━━ Exercise materials ━━

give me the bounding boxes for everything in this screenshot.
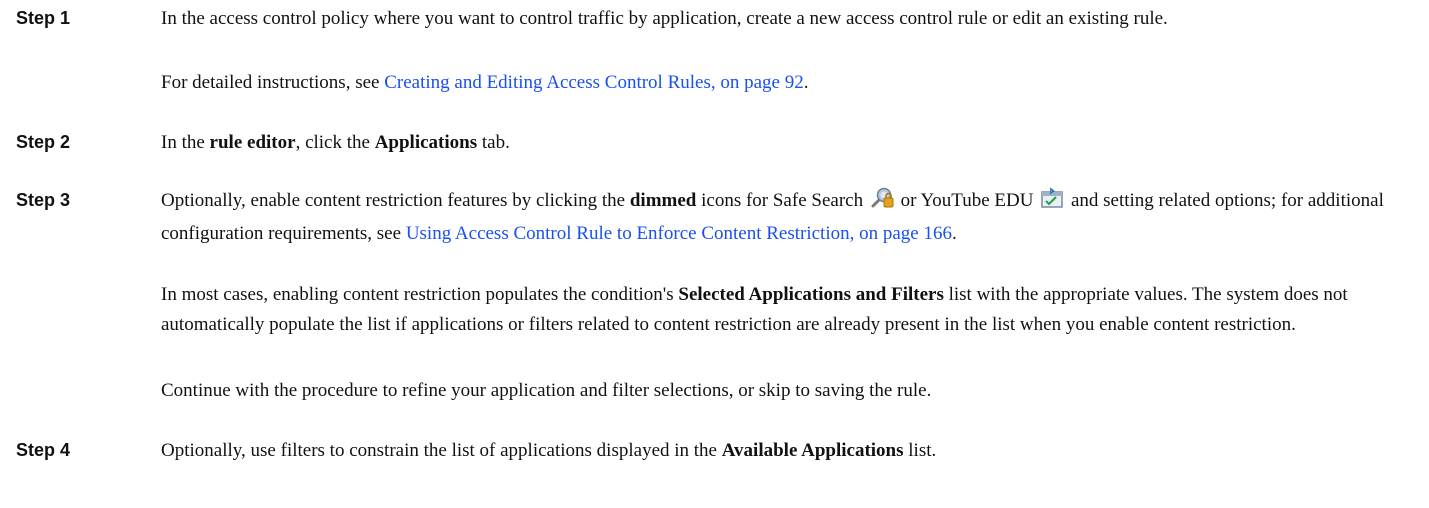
youtube-edu-icon: [1040, 187, 1064, 219]
step-1-instructions: For detailed instructions, see Creating …: [161, 72, 809, 93]
step-2-text: In the rule editor, click the Applicatio…: [161, 132, 510, 153]
step-3-continue: Continue with the procedure to refine yo…: [161, 380, 932, 401]
applications-term: Applications: [374, 132, 478, 153]
selected-apps-filters-term: Selected Applications and Filters: [678, 284, 944, 305]
safe-search-icon: [870, 187, 894, 219]
dimmed-term: dimmed: [629, 190, 697, 211]
enforce-content-restriction-link[interactable]: Using Access Control Rule to Enforce Con…: [406, 223, 952, 244]
step-3-text: Optionally, enable content restriction f…: [161, 186, 1401, 249]
step-3-label: Step 3: [16, 190, 71, 210]
step-2-label: Step 2: [16, 132, 71, 152]
creating-editing-rules-link[interactable]: Creating and Editing Access Control Rule…: [384, 72, 804, 93]
step-1-text: In the access control policy where you w…: [161, 8, 1168, 29]
step-3-note: In most cases, enabling content restrict…: [161, 284, 1348, 335]
step-1-label: Step 1: [16, 8, 71, 28]
available-applications-term: Available Applications: [721, 440, 904, 461]
step-4-text: Optionally, use filters to constrain the…: [161, 440, 937, 461]
document-page: Step 1 In the access control policy wher…: [0, 0, 1429, 508]
step-4-label: Step 4: [16, 440, 71, 460]
rule-editor-term: rule editor: [209, 132, 296, 153]
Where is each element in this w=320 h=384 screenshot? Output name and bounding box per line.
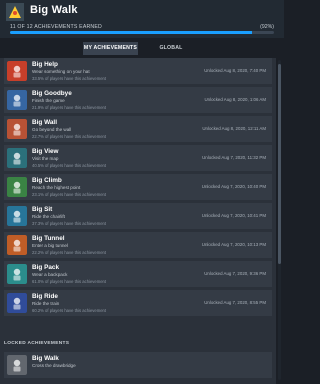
achievement-row[interactable]: Big View Visit the map 40.5% of players … [4, 145, 272, 171]
tab-bar: MY ACHIEVEMENTS GLOBAL ACHIEVEMENTS [0, 40, 284, 64]
game-logo-icon [6, 3, 24, 21]
wave-figure-icon [7, 90, 27, 110]
achievement-name: Big Ride [32, 293, 58, 300]
achievement-name: Big Pack [32, 264, 59, 271]
train-icon [7, 293, 27, 313]
tab-my-achievements[interactable]: MY ACHIEVEMENTS [83, 42, 138, 55]
locked-section-header: LOCKED ACHIEVEMENTS [4, 341, 70, 346]
achievements-panel[interactable]: Big Help Wear something on your hat 33.5… [0, 58, 276, 384]
achievement-desc: Cross the drawbridge [32, 363, 76, 368]
page-title: Big Walk [30, 4, 78, 16]
achievement-rarity: 23.1% of players have this achievement [32, 192, 107, 197]
unlock-date: Unlocked Aug 7, 2020, 10:41 PM [201, 213, 266, 218]
achievement-rarity: 22.2% of players have this achievement [32, 250, 107, 255]
achievement-row[interactable]: Big Goodbye Finish the game 21.9% of pla… [4, 87, 272, 113]
achievement-row[interactable]: Big Sit Ride the chairlift 37.3% of play… [4, 203, 272, 229]
achievement-rarity: 40.5% of players have this achievement [32, 163, 107, 168]
unlock-date: Unlocked Aug 8, 2020, 1:06 AM [204, 97, 266, 102]
unlock-date: Unlocked Aug 8, 2020, 7:40 PM [204, 68, 266, 73]
wall-icon [7, 119, 27, 139]
achievement-rarity: 37.3% of players have this achievement [32, 221, 107, 226]
achievement-desc: Enter a big tunnel [32, 243, 69, 248]
achievement-desc: Finish the game [32, 98, 65, 103]
achievement-desc: Ride the train [32, 301, 60, 306]
achievement-name: Big Climb [32, 177, 62, 184]
achievement-row[interactable]: Big Ride Ride the train 60.2% of players… [4, 290, 272, 316]
unlock-date: Unlocked Aug 7, 2020, 9:36 PM [204, 271, 266, 276]
achievement-name: Big View [32, 148, 59, 155]
achievement-desc: Ride the chairlift [32, 214, 65, 219]
achievement-name: Big Sit [32, 206, 53, 213]
chairlift-icon [7, 206, 27, 226]
unlock-date: Unlocked Aug 7, 2020, 8:55 PM [204, 300, 266, 305]
achievement-rarity: 21.9% of players have this achievement [32, 105, 107, 110]
progress-fill [10, 31, 252, 34]
achievement-desc: Visit the map [32, 156, 59, 161]
progress-bar [10, 31, 274, 34]
achievement-row[interactable]: Big Climb Reach the highest point 23.1% … [4, 174, 272, 200]
achievement-name: Big Goodbye [32, 90, 72, 97]
mountain-icon [7, 177, 27, 197]
scrollbar-thumb[interactable] [278, 64, 281, 264]
achievement-row[interactable]: Big Tunnel Enter a big tunnel 22.2% of p… [4, 232, 272, 258]
achievement-desc: Wear a backpack [32, 272, 68, 277]
unlock-date: Unlocked Aug 8, 2020, 12:11 AM [202, 126, 266, 131]
achievement-name: Big Walk [32, 355, 59, 362]
tunnel-icon [7, 235, 27, 255]
unlock-date: Unlocked Aug 7, 2020, 10:40 PM [201, 184, 266, 189]
unlock-date: Unlocked Aug 7, 2020, 10:13 PM [201, 242, 266, 247]
achievement-name: Big Help [32, 61, 58, 68]
achievement-rarity: 61.0% of players have this achievement [32, 279, 107, 284]
app-header: Big Walk 11 OF 12 ACHIEVEMENTS EARNED (9… [0, 0, 284, 38]
backpack-icon [7, 264, 27, 284]
achievement-name: Big Wall [32, 119, 57, 126]
achievement-desc: Reach the highest point [32, 185, 81, 190]
achievement-rarity: 60.2% of players have this achievement [32, 308, 107, 313]
unlock-date: Unlocked Aug 7, 2020, 11:32 PM [202, 155, 266, 160]
achievement-name: Big Tunnel [32, 235, 65, 242]
tab-global-achievements[interactable]: GLOBAL ACHIEVEMENTS [138, 42, 204, 64]
achievement-row[interactable]: Big Pack Wear a backpack 61.0% of player… [4, 261, 272, 287]
binoculars-icon [7, 148, 27, 168]
earned-percent: (92%) [260, 24, 274, 30]
achievement-row[interactable]: Big Wall Go beyond the wall 22.7% of pla… [4, 116, 272, 142]
achievement-row[interactable]: Big Help Wear something on your hat 33.5… [4, 58, 272, 84]
red-heart-icon [7, 61, 27, 81]
earned-summary: 11 OF 12 ACHIEVEMENTS EARNED [10, 24, 102, 30]
locked-achievement-row[interactable]: Big Walk Cross the drawbridge [4, 352, 272, 378]
achievement-desc: Go beyond the wall [32, 127, 72, 132]
locked-walk-icon [7, 355, 27, 375]
achievement-desc: Wear something on your hat [32, 69, 90, 74]
achievement-rarity: 22.7% of players have this achievement [32, 134, 107, 139]
achievement-rarity: 33.5% of players have this achievement [32, 76, 107, 81]
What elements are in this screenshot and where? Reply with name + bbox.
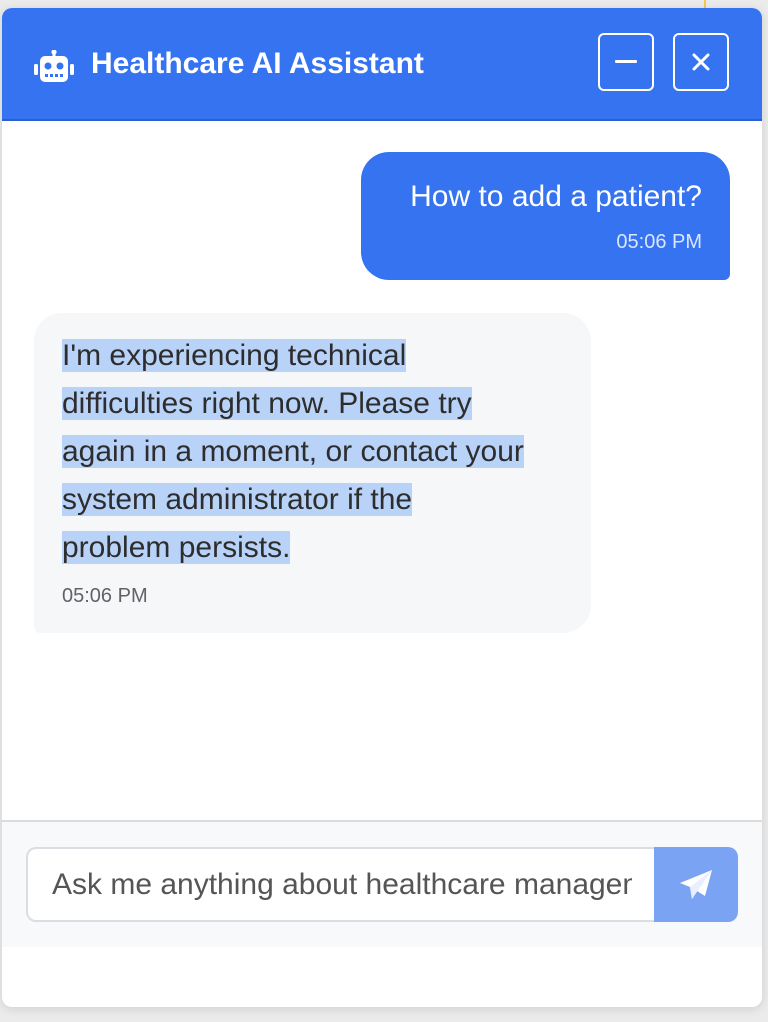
send-button[interactable] — [654, 847, 738, 922]
message-input[interactable] — [26, 847, 656, 922]
assistant-message: I'm experiencing technical difficulties … — [34, 313, 591, 633]
user-message: How to add a patient? 05:06 PM — [361, 152, 730, 280]
robot-icon — [34, 49, 74, 84]
assistant-message-line: system administrator if the — [62, 483, 413, 516]
minimize-button[interactable] — [598, 33, 654, 91]
chat-title: Healthcare AI Assistant — [91, 47, 424, 80]
message-composer — [2, 820, 762, 947]
assistant-message-line: again in a moment, or contact your — [62, 435, 524, 468]
minus-icon — [615, 60, 637, 63]
chat-widget: Healthcare AI Assistant How to add a pat… — [2, 8, 762, 1007]
user-message-text: How to add a patient? — [410, 180, 702, 213]
chat-header: Healthcare AI Assistant — [2, 8, 762, 121]
assistant-message-text: I'm experiencing technical difficulties … — [62, 332, 569, 572]
assistant-message-time: 05:06 PM — [62, 585, 148, 607]
assistant-message-line: I'm experiencing technical — [62, 339, 407, 372]
message-list: How to add a patient? 05:06 PM I'm exper… — [2, 121, 762, 821]
close-button[interactable] — [673, 33, 729, 91]
assistant-message-line: difficulties right now. Please try — [62, 387, 472, 420]
assistant-message-line: problem persists. — [62, 531, 291, 564]
close-icon — [692, 53, 710, 71]
user-message-time: 05:06 PM — [616, 231, 702, 253]
paper-plane-icon — [680, 869, 712, 899]
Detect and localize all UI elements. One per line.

━━━

Requirement
Reproduce the items word for word, from the very start of the items up to and including the line containing "Where is each", and omit the pictures.

Output for this exercise
give me the bounding boxes for everything in this screenshot.
youtube-edu-icon: [1040, 187, 1064, 219]
step-1-instructions: For detailed instructions, see Creating …: [161, 72, 809, 93]
step-2-text: In the rule editor, click the Applicatio…: [161, 132, 510, 153]
step-3-continue: Continue with the procedure to refine yo…: [161, 380, 932, 401]
applications-term: Applications: [374, 132, 478, 153]
selected-apps-filters-term: Selected Applications and Filters: [678, 284, 944, 305]
safe-search-icon: [870, 187, 894, 219]
dimmed-term: dimmed: [629, 190, 697, 211]
enforce-content-restriction-link[interactable]: Using Access Control Rule to Enforce Con…: [406, 223, 952, 244]
step-3-text: Optionally, enable content restriction f…: [161, 186, 1401, 249]
step-3-label: Step 3: [16, 190, 71, 210]
step-2-label: Step 2: [16, 132, 71, 152]
creating-editing-rules-link[interactable]: Creating and Editing Access Control Rule…: [384, 72, 804, 93]
step-1-text: In the access control policy where you w…: [161, 8, 1168, 29]
step-3-note: In most cases, enabling content restrict…: [161, 284, 1348, 335]
step-1-label: Step 1: [16, 8, 71, 28]
available-applications-term: Available Applications: [721, 440, 904, 461]
step-4-text: Optionally, use filters to constrain the…: [161, 440, 937, 461]
document-page: Step 1 In the access control policy wher…: [0, 0, 1429, 508]
step-4-label: Step 4: [16, 440, 71, 460]
rule-editor-term: rule editor: [209, 132, 296, 153]
Where is each element in this w=320 h=384 screenshot? Output name and bounding box per line.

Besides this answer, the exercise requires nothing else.